How many lines of the entries contain the string "inom"? Treat uppercase and lowercase as different, and give only the number.

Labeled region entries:
•••••

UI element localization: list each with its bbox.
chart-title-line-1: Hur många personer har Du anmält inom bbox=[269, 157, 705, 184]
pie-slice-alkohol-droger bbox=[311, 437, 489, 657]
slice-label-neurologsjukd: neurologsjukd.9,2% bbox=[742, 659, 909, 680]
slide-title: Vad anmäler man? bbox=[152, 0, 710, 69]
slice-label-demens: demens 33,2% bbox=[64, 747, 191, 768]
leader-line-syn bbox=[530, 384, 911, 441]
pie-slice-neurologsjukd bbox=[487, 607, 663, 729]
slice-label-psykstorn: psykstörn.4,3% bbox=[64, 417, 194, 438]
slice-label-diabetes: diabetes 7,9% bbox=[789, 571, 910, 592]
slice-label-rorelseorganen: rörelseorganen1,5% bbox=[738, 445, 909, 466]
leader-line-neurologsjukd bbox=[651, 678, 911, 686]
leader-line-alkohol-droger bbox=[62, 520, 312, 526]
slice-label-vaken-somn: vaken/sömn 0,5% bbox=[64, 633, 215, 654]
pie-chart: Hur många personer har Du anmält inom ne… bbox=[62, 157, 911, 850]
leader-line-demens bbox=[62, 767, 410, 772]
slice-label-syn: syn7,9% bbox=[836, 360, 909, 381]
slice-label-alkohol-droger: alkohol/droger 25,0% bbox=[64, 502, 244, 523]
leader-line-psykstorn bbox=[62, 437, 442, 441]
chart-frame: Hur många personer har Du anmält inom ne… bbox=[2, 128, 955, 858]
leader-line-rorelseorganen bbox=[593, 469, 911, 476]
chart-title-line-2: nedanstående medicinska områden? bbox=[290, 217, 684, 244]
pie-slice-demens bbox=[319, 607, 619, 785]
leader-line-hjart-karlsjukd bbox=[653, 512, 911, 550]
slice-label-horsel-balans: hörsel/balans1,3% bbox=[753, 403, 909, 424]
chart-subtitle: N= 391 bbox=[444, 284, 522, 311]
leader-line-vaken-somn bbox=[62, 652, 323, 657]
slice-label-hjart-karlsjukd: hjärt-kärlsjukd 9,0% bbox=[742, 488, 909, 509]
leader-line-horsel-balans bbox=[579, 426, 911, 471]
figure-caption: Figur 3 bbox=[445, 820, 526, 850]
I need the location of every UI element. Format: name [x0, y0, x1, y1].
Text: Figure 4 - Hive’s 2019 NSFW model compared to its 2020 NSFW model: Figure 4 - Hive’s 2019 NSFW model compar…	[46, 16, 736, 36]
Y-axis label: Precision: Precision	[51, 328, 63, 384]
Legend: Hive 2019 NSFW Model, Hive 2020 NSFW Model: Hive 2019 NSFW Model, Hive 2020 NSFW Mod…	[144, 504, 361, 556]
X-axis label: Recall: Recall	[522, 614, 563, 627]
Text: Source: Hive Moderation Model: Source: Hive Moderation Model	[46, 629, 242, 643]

•••••

*ANSWER IN FULL*. 3